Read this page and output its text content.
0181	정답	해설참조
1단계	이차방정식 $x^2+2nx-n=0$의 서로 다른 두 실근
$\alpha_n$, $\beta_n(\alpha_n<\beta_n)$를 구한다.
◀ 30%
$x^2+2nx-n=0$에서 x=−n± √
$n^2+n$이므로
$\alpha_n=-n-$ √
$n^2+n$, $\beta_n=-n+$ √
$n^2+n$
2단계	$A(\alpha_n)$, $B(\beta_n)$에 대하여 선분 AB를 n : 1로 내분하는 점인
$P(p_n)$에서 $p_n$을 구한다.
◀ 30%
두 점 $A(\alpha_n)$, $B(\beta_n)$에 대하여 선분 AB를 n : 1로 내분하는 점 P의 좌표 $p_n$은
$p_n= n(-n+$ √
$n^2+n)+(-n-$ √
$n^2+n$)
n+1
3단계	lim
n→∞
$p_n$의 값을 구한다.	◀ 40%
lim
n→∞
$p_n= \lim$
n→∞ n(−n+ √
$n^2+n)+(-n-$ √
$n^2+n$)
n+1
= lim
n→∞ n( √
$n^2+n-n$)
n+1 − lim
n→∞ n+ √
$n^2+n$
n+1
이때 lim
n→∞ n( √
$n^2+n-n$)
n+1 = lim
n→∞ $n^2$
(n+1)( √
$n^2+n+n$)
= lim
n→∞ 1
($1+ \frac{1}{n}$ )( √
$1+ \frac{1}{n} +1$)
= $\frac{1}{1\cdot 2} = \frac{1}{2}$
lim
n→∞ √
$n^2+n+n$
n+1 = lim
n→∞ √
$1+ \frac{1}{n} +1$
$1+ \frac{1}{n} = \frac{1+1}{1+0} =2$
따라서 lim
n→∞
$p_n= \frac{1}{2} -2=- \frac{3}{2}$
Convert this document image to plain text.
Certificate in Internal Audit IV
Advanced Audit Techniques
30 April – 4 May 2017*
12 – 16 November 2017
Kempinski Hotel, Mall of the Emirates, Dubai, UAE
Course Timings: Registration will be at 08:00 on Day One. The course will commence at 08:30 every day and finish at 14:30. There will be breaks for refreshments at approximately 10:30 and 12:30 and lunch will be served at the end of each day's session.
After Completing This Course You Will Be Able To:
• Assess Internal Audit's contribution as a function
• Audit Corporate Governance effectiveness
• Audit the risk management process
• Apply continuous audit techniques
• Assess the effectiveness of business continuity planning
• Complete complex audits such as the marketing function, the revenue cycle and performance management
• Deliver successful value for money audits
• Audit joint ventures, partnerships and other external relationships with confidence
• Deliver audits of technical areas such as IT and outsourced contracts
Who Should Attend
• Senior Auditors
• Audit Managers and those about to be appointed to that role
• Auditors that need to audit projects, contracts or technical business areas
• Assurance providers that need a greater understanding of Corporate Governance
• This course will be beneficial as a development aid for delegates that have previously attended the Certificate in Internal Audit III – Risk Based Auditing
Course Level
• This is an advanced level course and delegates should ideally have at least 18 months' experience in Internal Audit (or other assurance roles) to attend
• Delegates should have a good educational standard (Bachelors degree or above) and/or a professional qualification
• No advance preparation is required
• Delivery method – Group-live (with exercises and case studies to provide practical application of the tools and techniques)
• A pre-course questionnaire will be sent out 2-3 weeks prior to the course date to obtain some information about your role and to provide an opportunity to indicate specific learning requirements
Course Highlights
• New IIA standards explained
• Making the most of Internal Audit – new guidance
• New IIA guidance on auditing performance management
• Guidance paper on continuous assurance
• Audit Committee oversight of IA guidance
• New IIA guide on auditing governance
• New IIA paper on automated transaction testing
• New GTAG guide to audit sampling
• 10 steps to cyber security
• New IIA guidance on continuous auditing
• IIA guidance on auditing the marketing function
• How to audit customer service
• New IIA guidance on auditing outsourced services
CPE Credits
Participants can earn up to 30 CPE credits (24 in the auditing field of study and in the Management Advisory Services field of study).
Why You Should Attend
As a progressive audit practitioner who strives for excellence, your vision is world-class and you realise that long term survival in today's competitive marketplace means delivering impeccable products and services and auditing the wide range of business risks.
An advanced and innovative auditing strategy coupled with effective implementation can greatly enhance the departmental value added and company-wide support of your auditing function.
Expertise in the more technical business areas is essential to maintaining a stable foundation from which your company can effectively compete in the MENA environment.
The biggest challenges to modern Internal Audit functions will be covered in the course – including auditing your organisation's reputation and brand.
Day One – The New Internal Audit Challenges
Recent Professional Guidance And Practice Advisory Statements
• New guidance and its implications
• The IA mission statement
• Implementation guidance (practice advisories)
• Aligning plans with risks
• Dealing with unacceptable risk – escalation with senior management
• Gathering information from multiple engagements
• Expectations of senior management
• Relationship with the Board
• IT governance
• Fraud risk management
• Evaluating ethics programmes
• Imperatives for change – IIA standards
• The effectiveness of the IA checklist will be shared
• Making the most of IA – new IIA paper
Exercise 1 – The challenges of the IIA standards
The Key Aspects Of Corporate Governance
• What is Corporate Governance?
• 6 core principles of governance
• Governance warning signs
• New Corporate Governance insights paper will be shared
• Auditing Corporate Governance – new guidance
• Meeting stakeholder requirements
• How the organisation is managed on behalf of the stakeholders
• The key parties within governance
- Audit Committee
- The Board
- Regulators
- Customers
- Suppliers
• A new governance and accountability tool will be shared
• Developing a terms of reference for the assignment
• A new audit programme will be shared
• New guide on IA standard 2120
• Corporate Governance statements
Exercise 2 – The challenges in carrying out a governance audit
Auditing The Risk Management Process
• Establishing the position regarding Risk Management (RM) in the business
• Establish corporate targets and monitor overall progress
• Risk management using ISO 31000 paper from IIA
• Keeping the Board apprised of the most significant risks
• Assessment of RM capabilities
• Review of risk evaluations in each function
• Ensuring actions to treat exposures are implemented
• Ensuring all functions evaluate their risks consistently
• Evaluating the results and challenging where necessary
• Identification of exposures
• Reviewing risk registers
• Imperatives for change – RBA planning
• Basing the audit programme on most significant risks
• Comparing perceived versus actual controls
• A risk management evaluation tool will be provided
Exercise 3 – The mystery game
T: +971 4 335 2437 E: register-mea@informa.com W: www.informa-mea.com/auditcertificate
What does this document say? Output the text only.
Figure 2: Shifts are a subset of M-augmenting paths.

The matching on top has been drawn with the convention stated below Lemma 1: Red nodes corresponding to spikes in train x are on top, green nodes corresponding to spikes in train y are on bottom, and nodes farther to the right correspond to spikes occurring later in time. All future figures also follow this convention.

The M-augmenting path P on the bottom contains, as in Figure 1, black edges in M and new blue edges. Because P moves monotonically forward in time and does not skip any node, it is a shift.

------------------------------------

REQUEST
Return all the data exactly as given.

SOLUTION TO THE PROBLEM
Read this page and output its text content.
0181	정답	해설참조
1단계	이차방정식 $x^2+2nx-n=0$의 서로 다른 두 실근
$\alpha_n$, $\beta_n(\alpha_n<\beta_n)$를 구한다.
◀ 30%
$x^2+2nx-n=0$에서 x=−n± √
$n^2+n$이므로
$\alpha_n=-n-$ √
$n^2+n$, $\beta_n=-n+$ √
$n^2+n$
2단계	$A(\alpha_n)$, $B(\beta_n)$에 대하여 선분 AB를 n : 1로 내분하는 점인
$P(p_n)$에서 $p_n$을 구한다.
◀ 30%
두 점 $A(\alpha_n)$, $B(\beta_n)$에 대하여 선분 AB를 n : 1로 내분하는 점 P의 좌표 $p_n$은
$p_n= n(-n+$ √
$n^2+n)+(-n-$ √
$n^2+n$)
n+1
3단계	lim
n→∞
$p_n$의 값을 구한다.	◀ 40%
lim
n→∞
$p_n= \lim$
n→∞ n(−n+ √
$n^2+n)+(-n-$ √
$n^2+n$)
n+1
= lim
n→∞ n( √
$n^2+n-n$)
n+1 − lim
n→∞ n+ √
$n^2+n$
n+1
이때 lim
n→∞ n( √
$n^2+n-n$)
n+1 = lim
n→∞ $n^2$
(n+1)( √
$n^2+n+n$)
= lim
n→∞ 1
($1+ \frac{1}{n}$ )( √
$1+ \frac{1}{n} +1$)
= $\frac{1}{1\cdot 2} = \frac{1}{2}$
lim
n→∞ √
$n^2+n+n$
n+1 = lim
n→∞ √
$1+ \frac{1}{n} +1$
$1+ \frac{1}{n} = \frac{1+1}{1+0} =2$
따라서 lim
n→∞
$p_n= \frac{1}{2} -2=- \frac{3}{2}$
Convert this document image to plain text.
Certificate in Internal Audit IV
Advanced Audit Techniques
30 April – 4 May 2017*
12 – 16 November 2017
Kempinski Hotel, Mall of the Emirates, Dubai, UAE
Course Timings: Registration will be at 08:00 on Day One. The course will commence at 08:30 every day and finish at 14:30. There will be breaks for refreshments at approximately 10:30 and 12:30 and lunch will be served at the end of each day's session.
After Completing This Course You Will Be Able To:
• Assess Internal Audit's contribution as a function
• Audit Corporate Governance effectiveness
• Audit the risk management process
• Apply continuous audit techniques
• Assess the effectiveness of business continuity planning
• Complete complex audits such as the marketing function, the revenue cycle and performance management
• Deliver successful value for money audits
• Audit joint ventures, partnerships and other external relationships with confidence
• Deliver audits of technical areas such as IT and outsourced contracts
Who Should Attend
• Senior Auditors
• Audit Managers and those about to be appointed to that role
• Auditors that need to audit projects, contracts or technical business areas
• Assurance providers that need a greater understanding of Corporate Governance
• This course will be beneficial as a development aid for delegates that have previously attended the Certificate in Internal Audit III – Risk Based Auditing
Course Level
• This is an advanced level course and delegates should ideally have at least 18 months' experience in Internal Audit (or other assurance roles) to attend
• Delegates should have a good educational standard (Bachelors degree or above) and/or a professional qualification
• No advance preparation is required
• Delivery method – Group-live (with exercises and case studies to provide practical application of the tools and techniques)
• A pre-course questionnaire will be sent out 2-3 weeks prior to the course date to obtain some information about your role and to provide an opportunity to indicate specific learning requirements
Course Highlights
• New IIA standards explained
• Making the most of Internal Audit – new guidance
• New IIA guidance on auditing performance management
• Guidance paper on continuous assurance
• Audit Committee oversight of IA guidance
• New IIA guide on auditing governance
• New IIA paper on automated transaction testing
• New GTAG guide to audit sampling
• 10 steps to cyber security
• New IIA guidance on continuous auditing
• IIA guidance on auditing the marketing function
• How to audit customer service
• New IIA guidance on auditing outsourced services
CPE Credits
Participants can earn up to 30 CPE credits (24 in the auditing field of study and in the Management Advisory Services field of study).
Why You Should Attend
As a progressive audit practitioner who strives for excellence, your vision is world-class and you realise that long term survival in today's competitive marketplace means delivering impeccable products and services and auditing the wide range of business risks.
An advanced and innovative auditing strategy coupled with effective implementation can greatly enhance the departmental value added and company-wide support of your auditing function.
Expertise in the more technical business areas is essential to maintaining a stable foundation from which your company can effectively compete in the MENA environment.
The biggest challenges to modern Internal Audit functions will be covered in the course – including auditing your organisation's reputation and brand.
Day One – The New Internal Audit Challenges
Recent Professional Guidance And Practice Advisory Statements
• New guidance and its implications
• The IA mission statement
• Implementation guidance (practice advisories)
• Aligning plans with risks
• Dealing with unacceptable risk – escalation with senior management
• Gathering information from multiple engagements
• Expectations of senior management
• Relationship with the Board
• IT governance
• Fraud risk management
• Evaluating ethics programmes
• Imperatives for change – IIA standards
• The effectiveness of the IA checklist will be shared
• Making the most of IA – new IIA paper
Exercise 1 – The challenges of the IIA standards
The Key Aspects Of Corporate Governance
• What is Corporate Governance?
• 6 core principles of governance
• Governance warning signs
• New Corporate Governance insights paper will be shared
• Auditing Corporate Governance – new guidance
• Meeting stakeholder requirements
• How the organisation is managed on behalf of the stakeholders
• The key parties within governance
- Audit Committee
- The Board
- Regulators
- Customers
- Suppliers
• A new governance and accountability tool will be shared
• Developing a terms of reference for the assignment
• A new audit programme will be shared
• New guide on IA standard 2120
• Corporate Governance statements
Exercise 2 – The challenges in carrying out a governance audit
Auditing The Risk Management Process
• Establishing the position regarding Risk Management (RM) in the business
• Establish corporate targets and monitor overall progress
• Risk management using ISO 31000 paper from IIA
• Keeping the Board apprised of the most significant risks
• Assessment of RM capabilities
• Review of risk evaluations in each function
• Ensuring actions to treat exposures are implemented
• Ensuring all functions evaluate their risks consistently
• Evaluating the results and challenging where necessary
• Identification of exposures
• Reviewing risk registers
• Imperatives for change – RBA planning
• Basing the audit programme on most significant risks
• Comparing perceived versus actual controls
• A risk management evaluation tool will be provided
Exercise 3 – The mystery game
T: +971 4 335 2437 E: register-mea@informa.com W: www.informa-mea.com/auditcertificate
What does this document say? Output the text only.
Figure 2: Shifts are a subset of M-augmenting paths.

The matching on top has been drawn with the convention stated below Lemma 1: Red nodes corresponding to spikes in train x are on top, green nodes corresponding to spikes in train y are on bottom, and nodes farther to the right correspond to spikes occurring later in time. All future figures also follow this convention.

The M-augmenting path P on the bottom contains, as in Figure 1, black edges in M and new blue edges. Because P moves monotonically forward in time and does not skip any node, it is a shift.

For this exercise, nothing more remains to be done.